Your objective: For the data that follows, state how many lines hold the string "soja", giving the number by itself.

Material for the task:
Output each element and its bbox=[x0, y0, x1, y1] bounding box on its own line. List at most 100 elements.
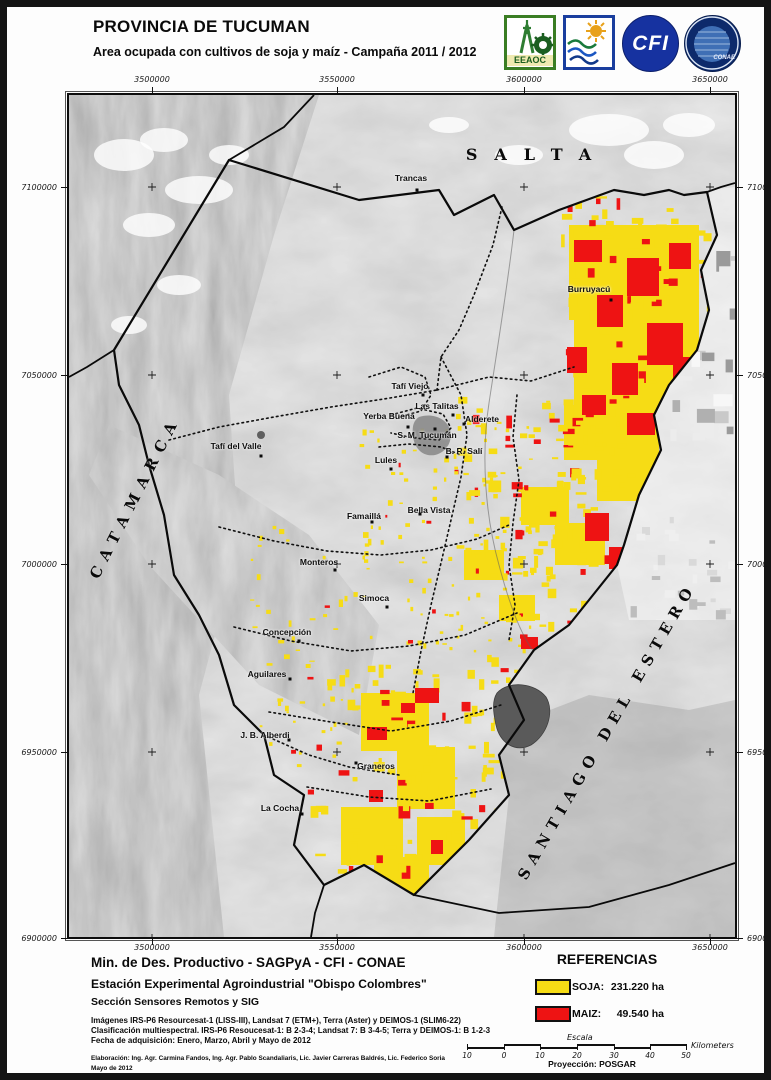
sagpya-logo bbox=[563, 15, 615, 70]
references-title: REFERENCIAS bbox=[556, 951, 658, 967]
town-marker bbox=[415, 188, 419, 192]
tick-mark bbox=[336, 939, 338, 945]
footer-tech-line-3: Fecha de adquisición: Enero, Marzo, Abri… bbox=[91, 1036, 311, 1045]
town-label: Simoca bbox=[358, 593, 390, 603]
boundaries-layer bbox=[69, 95, 735, 937]
scale-bar-segment bbox=[650, 1044, 686, 1046]
tick-mark bbox=[61, 563, 67, 565]
scale-tick-label: 40 bbox=[645, 1051, 655, 1060]
coordinate-label: 3550000 bbox=[319, 943, 355, 952]
scale-bar-segment bbox=[467, 1047, 504, 1049]
scale-tick-label: 50 bbox=[681, 1051, 691, 1060]
town-label: Las Talitas bbox=[415, 401, 459, 411]
tick-mark bbox=[709, 87, 711, 93]
tick-mark bbox=[151, 939, 153, 945]
town-marker bbox=[259, 454, 263, 458]
tick-mark bbox=[737, 563, 743, 565]
map-canvas: SALTA CATAMARCA SANTIAGO DEL ESTERO Tran… bbox=[21, 75, 764, 952]
tick-mark bbox=[61, 751, 67, 753]
tick-mark bbox=[737, 937, 743, 939]
coordinate-label: 3550000 bbox=[319, 75, 355, 84]
scale-bar-segment bbox=[614, 1047, 650, 1049]
town-label: Yerba Buena bbox=[363, 411, 415, 421]
tick-mark bbox=[737, 751, 743, 753]
footer-date-line: Mayo de 2012 bbox=[91, 1065, 133, 1072]
tick-mark bbox=[523, 87, 525, 93]
coordinate-label: 7100000 bbox=[21, 183, 57, 192]
conae-globe-icon bbox=[685, 16, 739, 70]
coordinate-label: 3600000 bbox=[506, 75, 542, 84]
scale-tick-label: 20 bbox=[572, 1051, 582, 1060]
coordinate-label: 3500000 bbox=[134, 943, 170, 952]
tick-mark bbox=[151, 87, 153, 93]
cfi-logo-label: CFI bbox=[632, 31, 669, 55]
town-marker bbox=[609, 298, 613, 302]
town-label: B. R. Salí bbox=[445, 446, 483, 456]
footer-station-line: Estación Experimental Agroindustrial "Ob… bbox=[91, 977, 427, 991]
town-marker bbox=[370, 520, 374, 524]
coordinate-label: 3650000 bbox=[692, 943, 728, 952]
town-marker bbox=[287, 738, 291, 742]
scale-tick-label: 30 bbox=[609, 1051, 619, 1060]
footer-tech-line-1: Imágenes IRS-P6 Resourcesat-1 (LISS-III)… bbox=[91, 1016, 461, 1025]
page-title: PROVINCIA DE TUCUMAN bbox=[93, 17, 310, 36]
town-label: La Cocha bbox=[260, 803, 300, 813]
town-marker bbox=[354, 761, 358, 765]
scale-tick-label: 0 bbox=[501, 1051, 507, 1060]
projection-note: Proyección: POSGAR bbox=[548, 1059, 636, 1069]
southeast-shade bbox=[494, 695, 735, 937]
scale-tick bbox=[504, 1044, 505, 1050]
town-marker bbox=[406, 425, 410, 429]
town-label: Monteros bbox=[299, 557, 339, 567]
coordinate-label: 6950000 bbox=[21, 748, 57, 757]
scale-tick-label: 10 bbox=[462, 1051, 472, 1060]
town-label: Burruyacú bbox=[567, 284, 611, 294]
satellite-map bbox=[69, 95, 735, 937]
coordinate-label: 7000000 bbox=[747, 560, 768, 569]
conae-logo-label: CONAE bbox=[713, 55, 735, 61]
tick-mark bbox=[737, 374, 743, 376]
tick-mark bbox=[336, 87, 338, 93]
coordinate-label: 6900000 bbox=[21, 934, 57, 943]
eeaoc-logo-label: EEAOC bbox=[507, 55, 553, 66]
footer-credits-line: Elaboración: Ing. Agr. Carmina Fandos, I… bbox=[91, 1055, 445, 1062]
tick-mark bbox=[709, 939, 711, 945]
scale-title: Escala bbox=[567, 1033, 593, 1042]
town-label: Graneros bbox=[357, 761, 395, 771]
cfi-logo: CFI bbox=[622, 15, 679, 72]
coordinate-label: 3500000 bbox=[134, 75, 170, 84]
town-label: Alderete bbox=[464, 414, 500, 424]
scale-tick bbox=[614, 1044, 615, 1050]
scale-bar-segment bbox=[577, 1044, 614, 1046]
footer-tech-line-2: Clasificación multiespectral. IRS-P6 Res… bbox=[91, 1026, 491, 1035]
coordinate-label: 6900000 bbox=[747, 934, 768, 943]
town-marker bbox=[288, 677, 292, 681]
town-marker bbox=[297, 639, 301, 643]
maiz-value: 49.540 ha bbox=[616, 1008, 664, 1020]
town-marker bbox=[433, 427, 437, 431]
scale-tick-label: 10 bbox=[535, 1051, 545, 1060]
conae-logo: CONAE bbox=[684, 15, 741, 72]
town-marker bbox=[389, 467, 393, 471]
soja-value: 231.220 ha bbox=[610, 981, 664, 993]
scale-tick bbox=[467, 1044, 468, 1050]
town-marker bbox=[418, 512, 422, 516]
scale-tick bbox=[650, 1044, 651, 1050]
town-marker bbox=[445, 455, 449, 459]
eeaoc-plant-icon bbox=[519, 20, 553, 55]
town-marker bbox=[451, 413, 455, 417]
scale-tick bbox=[686, 1044, 687, 1050]
town-label: Famaillá bbox=[346, 511, 382, 521]
neighbor-label-salta: SALTA bbox=[465, 145, 609, 164]
soja-label: SOJA: bbox=[572, 981, 605, 993]
town-label: Bella Vista bbox=[407, 505, 451, 515]
footer-section-line: Sección Sensores Remotos y SIG bbox=[91, 996, 260, 1008]
maiz-swatch bbox=[535, 1006, 571, 1022]
town-marker bbox=[333, 568, 337, 572]
soja-swatch bbox=[535, 979, 571, 995]
page-subtitle: Area ocupada con cultivos de soja y maíz… bbox=[93, 45, 477, 59]
coordinate-label: 3650000 bbox=[692, 75, 728, 84]
graticule-crosses bbox=[148, 183, 714, 937]
town-marker bbox=[300, 812, 304, 816]
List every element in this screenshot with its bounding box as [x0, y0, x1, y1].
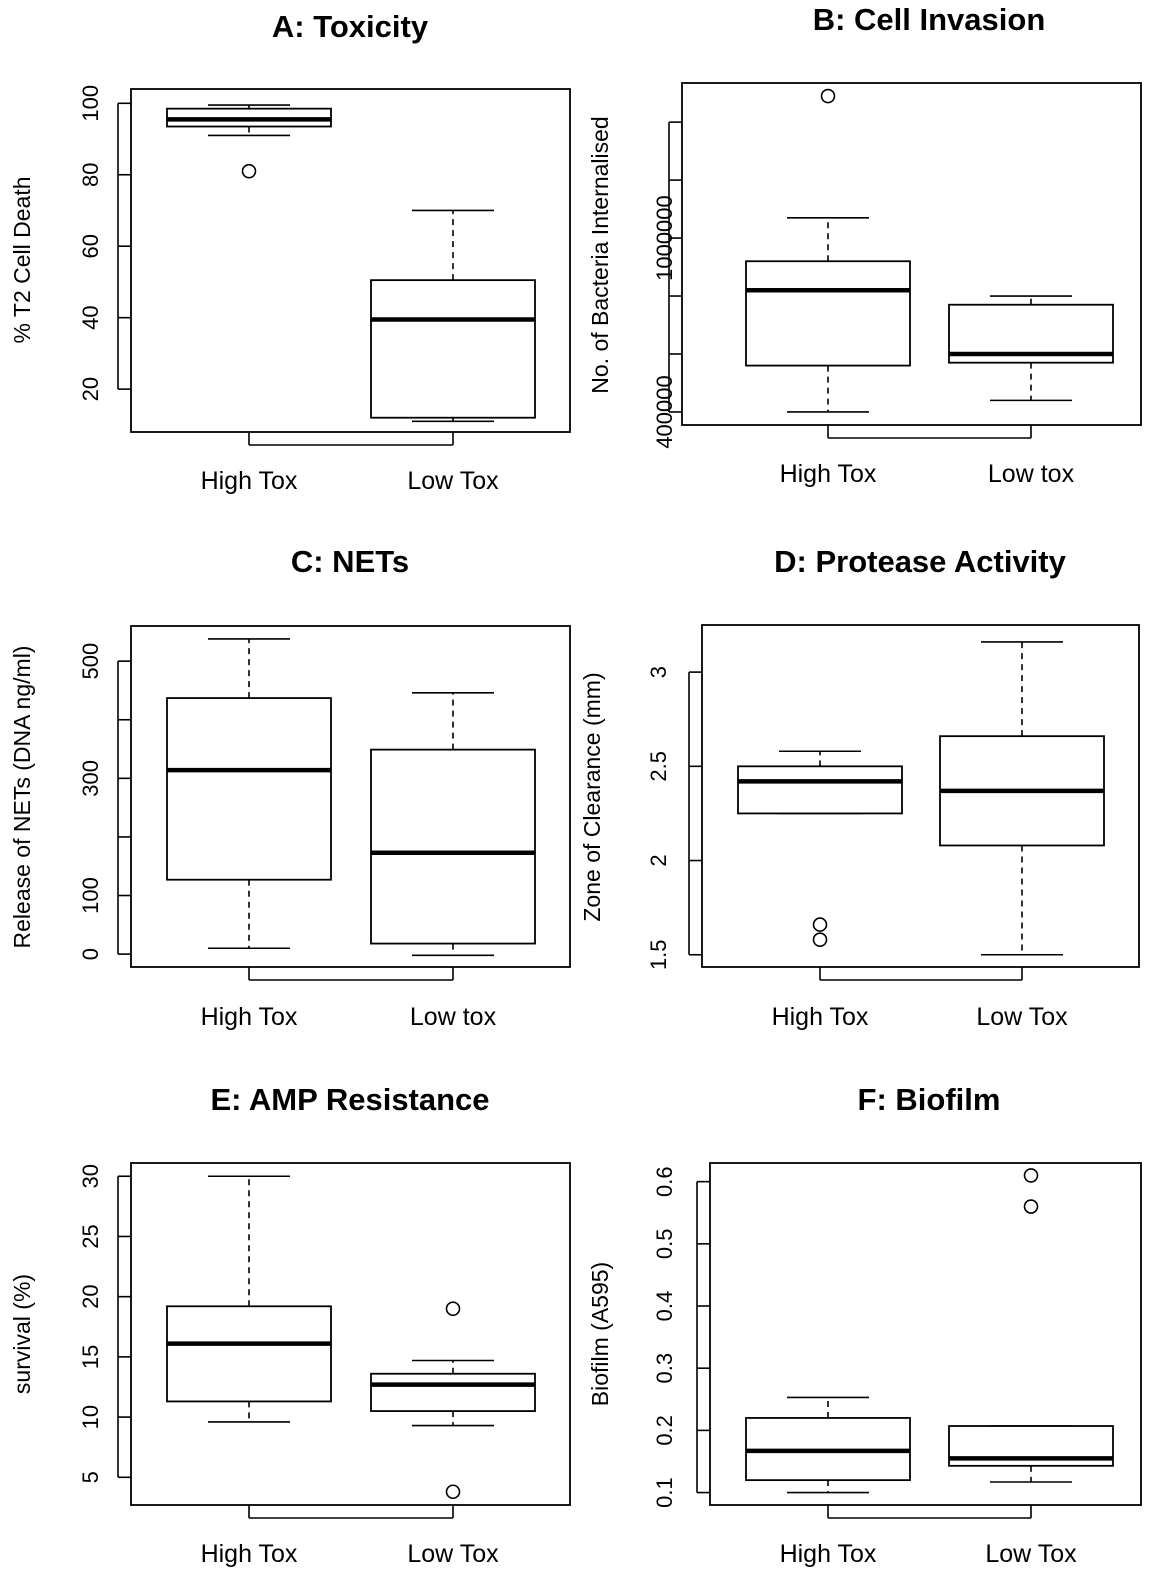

Task answer: 4